GOAL OF THE EXERCISE:
Without the images, print all the entries below exactly as given.

Records excerpted from a collection:
--------

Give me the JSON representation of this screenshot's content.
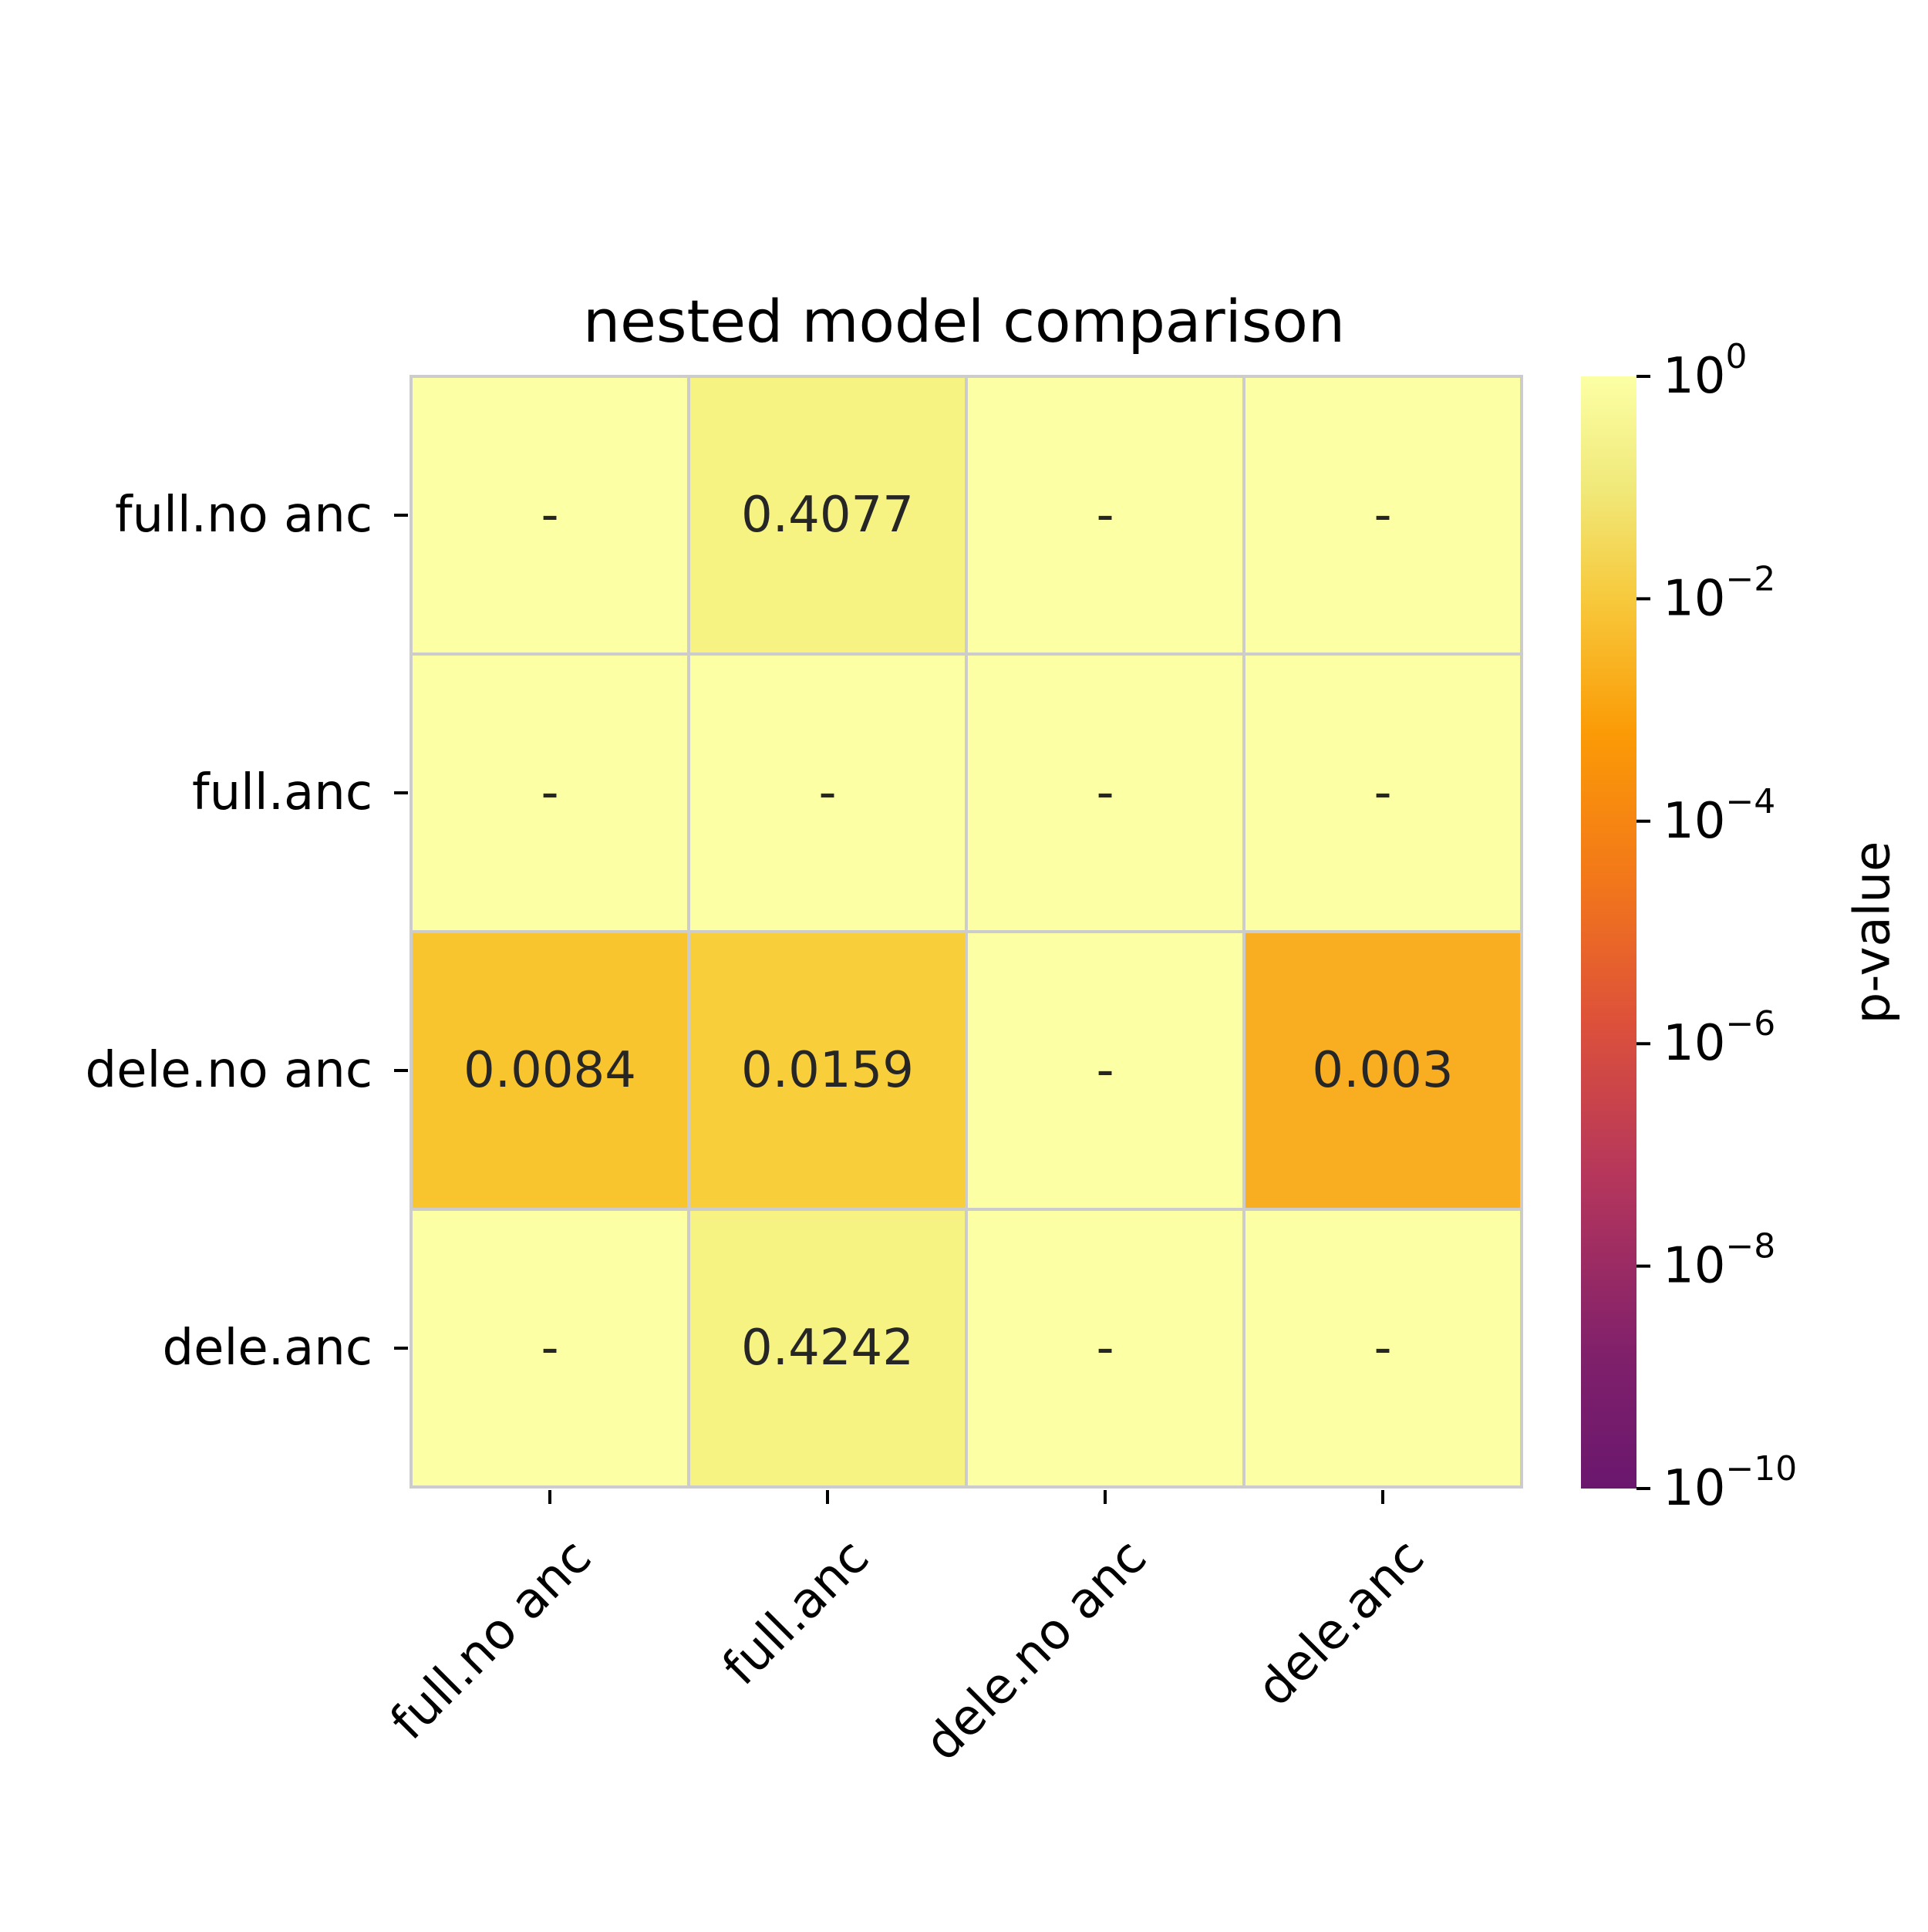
{
  "chart_data": {
    "type": "heatmap",
    "title": "nested model comparison",
    "row_labels": [
      "full.no anc",
      "full.anc",
      "dele.no anc",
      "dele.anc"
    ],
    "col_labels": [
      "full.no anc",
      "full.anc",
      "dele.no anc",
      "dele.anc"
    ],
    "values": [
      [
        null,
        0.4077,
        null,
        null
      ],
      [
        null,
        null,
        null,
        null
      ],
      [
        0.0084,
        0.0159,
        null,
        0.003
      ],
      [
        null,
        0.4242,
        null,
        null
      ]
    ],
    "cell_text": [
      [
        "-",
        "0.4077",
        "-",
        "-"
      ],
      [
        "-",
        "-",
        "-",
        "-"
      ],
      [
        "0.0084",
        "0.0159",
        "-",
        "0.003"
      ],
      [
        "-",
        "0.4242",
        "-",
        "-"
      ]
    ],
    "empty_cell_value": 1,
    "colormap": "inferno",
    "color_scale": "log",
    "colorbar": {
      "label": "p-value",
      "range": [
        1e-10,
        1
      ],
      "ticks": [
        {
          "value": 1,
          "base": "10",
          "exp": "0"
        },
        {
          "value": 0.01,
          "base": "10",
          "exp": "−2"
        },
        {
          "value": 0.0001,
          "base": "10",
          "exp": "−4"
        },
        {
          "value": 1e-06,
          "base": "10",
          "exp": "−6"
        },
        {
          "value": 1e-08,
          "base": "10",
          "exp": "−8"
        },
        {
          "value": 1e-10,
          "base": "10",
          "exp": "−10"
        }
      ]
    },
    "grid_line_color": "#cccccc"
  }
}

--------

COMPLETED TASK:
Give me the JSON representation of this screenshot's content.
{
  "chart_data": {
    "type": "heatmap",
    "title": "nested model comparison",
    "row_labels": [
      "full.no anc",
      "full.anc",
      "dele.no anc",
      "dele.anc"
    ],
    "col_labels": [
      "full.no anc",
      "full.anc",
      "dele.no anc",
      "dele.anc"
    ],
    "values": [
      [
        null,
        0.4077,
        null,
        null
      ],
      [
        null,
        null,
        null,
        null
      ],
      [
        0.0084,
        0.0159,
        null,
        0.003
      ],
      [
        null,
        0.4242,
        null,
        null
      ]
    ],
    "cell_text": [
      [
        "-",
        "0.4077",
        "-",
        "-"
      ],
      [
        "-",
        "-",
        "-",
        "-"
      ],
      [
        "0.0084",
        "0.0159",
        "-",
        "0.003"
      ],
      [
        "-",
        "0.4242",
        "-",
        "-"
      ]
    ],
    "empty_cell_value": 1,
    "colormap": "inferno",
    "color_scale": "log",
    "colorbar": {
      "label": "p-value",
      "range": [
        1e-10,
        1
      ],
      "ticks": [
        {
          "value": 1,
          "base": "10",
          "exp": "0"
        },
        {
          "value": 0.01,
          "base": "10",
          "exp": "−2"
        },
        {
          "value": 0.0001,
          "base": "10",
          "exp": "−4"
        },
        {
          "value": 1e-06,
          "base": "10",
          "exp": "−6"
        },
        {
          "value": 1e-08,
          "base": "10",
          "exp": "−8"
        },
        {
          "value": 1e-10,
          "base": "10",
          "exp": "−10"
        }
      ]
    },
    "grid_line_color": "#cccccc"
  }
}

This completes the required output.